(PROBLEM)
Omit the images. Copy each entry word for word.

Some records
******

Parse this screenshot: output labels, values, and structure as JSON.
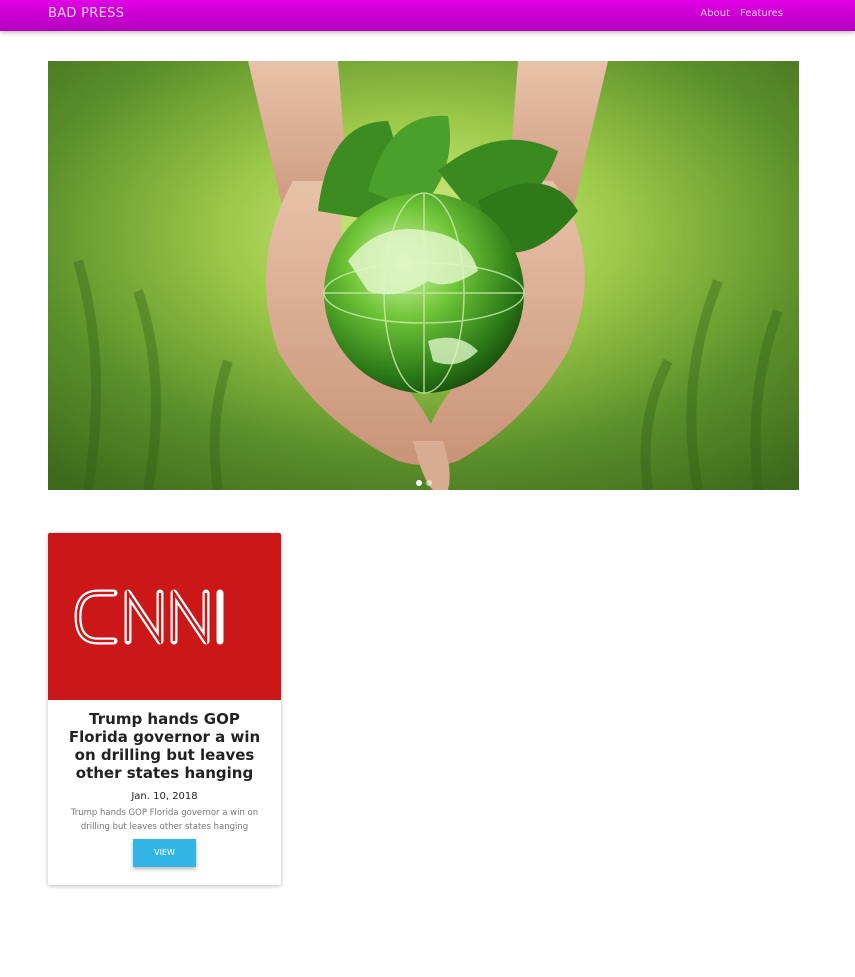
{
  "navbar": {
    "brand": "BAD PRESS",
    "links": [
      {
        "label": "About"
      },
      {
        "label": "Features"
      }
    ]
  },
  "carousel": {
    "image": "hands-holding-green-globe-with-leaves",
    "slide_count": 2,
    "active_slide": 1
  },
  "articles": [
    {
      "source_logo": "CNN",
      "logo_color": "#cc1719",
      "title": "Trump hands GOP Florida governor a win on drilling but leaves other states hanging",
      "date": "Jan. 10, 2018",
      "description": "Trump hands GOP Florida governor a win on drilling but leaves other states hanging",
      "button_label": "VIEW"
    }
  ],
  "colors": {
    "navbar": "#d600dc",
    "button": "#33b5e5"
  }
}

******

(FULL ANSWER)
Parse this screenshot: output labels, values, and structure as JSON.
{
  "navbar": {
    "brand": "BAD PRESS",
    "links": [
      {
        "label": "About"
      },
      {
        "label": "Features"
      }
    ]
  },
  "carousel": {
    "image": "hands-holding-green-globe-with-leaves",
    "slide_count": 2,
    "active_slide": 1
  },
  "articles": [
    {
      "source_logo": "CNN",
      "logo_color": "#cc1719",
      "title": "Trump hands GOP Florida governor a win on drilling but leaves other states hanging",
      "date": "Jan. 10, 2018",
      "description": "Trump hands GOP Florida governor a win on drilling but leaves other states hanging",
      "button_label": "VIEW"
    }
  ],
  "colors": {
    "navbar": "#d600dc",
    "button": "#33b5e5"
  }
}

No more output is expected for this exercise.